** Begin **
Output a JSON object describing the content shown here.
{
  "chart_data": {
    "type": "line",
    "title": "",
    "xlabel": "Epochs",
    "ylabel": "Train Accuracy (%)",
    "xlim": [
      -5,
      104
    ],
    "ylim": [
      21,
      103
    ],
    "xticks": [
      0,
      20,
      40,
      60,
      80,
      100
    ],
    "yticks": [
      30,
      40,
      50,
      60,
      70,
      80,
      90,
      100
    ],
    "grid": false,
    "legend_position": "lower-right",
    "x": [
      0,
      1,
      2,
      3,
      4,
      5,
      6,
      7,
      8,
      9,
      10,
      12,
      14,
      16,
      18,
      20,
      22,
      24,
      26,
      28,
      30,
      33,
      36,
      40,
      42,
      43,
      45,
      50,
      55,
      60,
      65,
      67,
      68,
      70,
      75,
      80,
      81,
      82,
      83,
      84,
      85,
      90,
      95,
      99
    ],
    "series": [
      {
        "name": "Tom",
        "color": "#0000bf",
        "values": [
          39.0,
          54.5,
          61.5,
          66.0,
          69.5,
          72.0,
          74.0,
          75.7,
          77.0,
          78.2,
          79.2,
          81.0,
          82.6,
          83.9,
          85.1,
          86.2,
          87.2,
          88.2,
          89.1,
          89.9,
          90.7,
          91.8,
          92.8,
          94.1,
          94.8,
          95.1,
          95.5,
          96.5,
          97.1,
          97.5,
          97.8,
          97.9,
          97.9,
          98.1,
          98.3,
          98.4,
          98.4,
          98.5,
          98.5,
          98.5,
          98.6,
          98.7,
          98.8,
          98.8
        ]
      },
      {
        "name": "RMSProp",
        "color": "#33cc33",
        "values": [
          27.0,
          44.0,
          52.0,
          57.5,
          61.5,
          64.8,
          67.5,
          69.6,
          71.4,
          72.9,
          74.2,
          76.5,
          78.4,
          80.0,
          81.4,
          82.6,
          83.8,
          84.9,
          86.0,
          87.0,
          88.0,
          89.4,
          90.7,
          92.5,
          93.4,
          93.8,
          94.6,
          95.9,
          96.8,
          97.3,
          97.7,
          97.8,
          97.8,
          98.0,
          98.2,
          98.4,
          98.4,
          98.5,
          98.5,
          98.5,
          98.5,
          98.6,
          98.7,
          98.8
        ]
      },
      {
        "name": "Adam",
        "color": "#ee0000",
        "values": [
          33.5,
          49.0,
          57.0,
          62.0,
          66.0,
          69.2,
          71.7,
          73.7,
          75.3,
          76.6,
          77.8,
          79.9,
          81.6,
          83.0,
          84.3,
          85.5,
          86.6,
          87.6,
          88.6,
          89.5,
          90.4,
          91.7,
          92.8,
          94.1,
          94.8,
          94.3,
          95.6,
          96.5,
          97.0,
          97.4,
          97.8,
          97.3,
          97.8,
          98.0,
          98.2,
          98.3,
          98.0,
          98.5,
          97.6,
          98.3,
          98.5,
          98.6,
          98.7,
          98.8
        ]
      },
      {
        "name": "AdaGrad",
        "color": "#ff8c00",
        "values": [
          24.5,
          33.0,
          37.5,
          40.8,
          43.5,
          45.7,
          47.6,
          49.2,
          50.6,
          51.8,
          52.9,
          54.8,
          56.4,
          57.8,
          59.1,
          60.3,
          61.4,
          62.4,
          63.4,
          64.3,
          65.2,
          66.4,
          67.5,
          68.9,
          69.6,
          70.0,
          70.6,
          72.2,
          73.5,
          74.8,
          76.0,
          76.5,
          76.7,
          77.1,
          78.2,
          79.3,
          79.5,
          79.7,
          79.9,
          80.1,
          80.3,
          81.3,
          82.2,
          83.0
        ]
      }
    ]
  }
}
** End **
Copy every line verbatim.

Output a JSON object describing the content shown here.
{
  "chart_data": {
    "type": "line",
    "title": "",
    "xlabel": "Epochs",
    "ylabel": "Train Accuracy (%)",
    "xlim": [
      -5,
      104
    ],
    "ylim": [
      21,
      103
    ],
    "xticks": [
      0,
      20,
      40,
      60,
      80,
      100
    ],
    "yticks": [
      30,
      40,
      50,
      60,
      70,
      80,
      90,
      100
    ],
    "grid": false,
    "legend_position": "lower-right",
    "x": [
      0,
      1,
      2,
      3,
      4,
      5,
      6,
      7,
      8,
      9,
      10,
      12,
      14,
      16,
      18,
      20,
      22,
      24,
      26,
      28,
      30,
      33,
      36,
      40,
      42,
      43,
      45,
      50,
      55,
      60,
      65,
      67,
      68,
      70,
      75,
      80,
      81,
      82,
      83,
      84,
      85,
      90,
      95,
      99
    ],
    "series": [
      {
        "name": "Tom",
        "color": "#0000bf",
        "values": [
          39.0,
          54.5,
          61.5,
          66.0,
          69.5,
          72.0,
          74.0,
          75.7,
          77.0,
          78.2,
          79.2,
          81.0,
          82.6,
          83.9,
          85.1,
          86.2,
          87.2,
          88.2,
          89.1,
          89.9,
          90.7,
          91.8,
          92.8,
          94.1,
          94.8,
          95.1,
          95.5,
          96.5,
          97.1,
          97.5,
          97.8,
          97.9,
          97.9,
          98.1,
          98.3,
          98.4,
          98.4,
          98.5,
          98.5,
          98.5,
          98.6,
          98.7,
          98.8,
          98.8
        ]
      },
      {
        "name": "RMSProp",
        "color": "#33cc33",
        "values": [
          27.0,
          44.0,
          52.0,
          57.5,
          61.5,
          64.8,
          67.5,
          69.6,
          71.4,
          72.9,
          74.2,
          76.5,
          78.4,
          80.0,
          81.4,
          82.6,
          83.8,
          84.9,
          86.0,
          87.0,
          88.0,
          89.4,
          90.7,
          92.5,
          93.4,
          93.8,
          94.6,
          95.9,
          96.8,
          97.3,
          97.7,
          97.8,
          97.8,
          98.0,
          98.2,
          98.4,
          98.4,
          98.5,
          98.5,
          98.5,
          98.5,
          98.6,
          98.7,
          98.8
        ]
      },
      {
        "name": "Adam",
        "color": "#ee0000",
        "values": [
          33.5,
          49.0,
          57.0,
          62.0,
          66.0,
          69.2,
          71.7,
          73.7,
          75.3,
          76.6,
          77.8,
          79.9,
          81.6,
          83.0,
          84.3,
          85.5,
          86.6,
          87.6,
          88.6,
          89.5,
          90.4,
          91.7,
          92.8,
          94.1,
          94.8,
          94.3,
          95.6,
          96.5,
          97.0,
          97.4,
          97.8,
          97.3,
          97.8,
          98.0,
          98.2,
          98.3,
          98.0,
          98.5,
          97.6,
          98.3,
          98.5,
          98.6,
          98.7,
          98.8
        ]
      },
      {
        "name": "AdaGrad",
        "color": "#ff8c00",
        "values": [
          24.5,
          33.0,
          37.5,
          40.8,
          43.5,
          45.7,
          47.6,
          49.2,
          50.6,
          51.8,
          52.9,
          54.8,
          56.4,
          57.8,
          59.1,
          60.3,
          61.4,
          62.4,
          63.4,
          64.3,
          65.2,
          66.4,
          67.5,
          68.9,
          69.6,
          70.0,
          70.6,
          72.2,
          73.5,
          74.8,
          76.0,
          76.5,
          76.7,
          77.1,
          78.2,
          79.3,
          79.5,
          79.7,
          79.9,
          80.1,
          80.3,
          81.3,
          82.2,
          83.0
        ]
      }
    ]
  }
}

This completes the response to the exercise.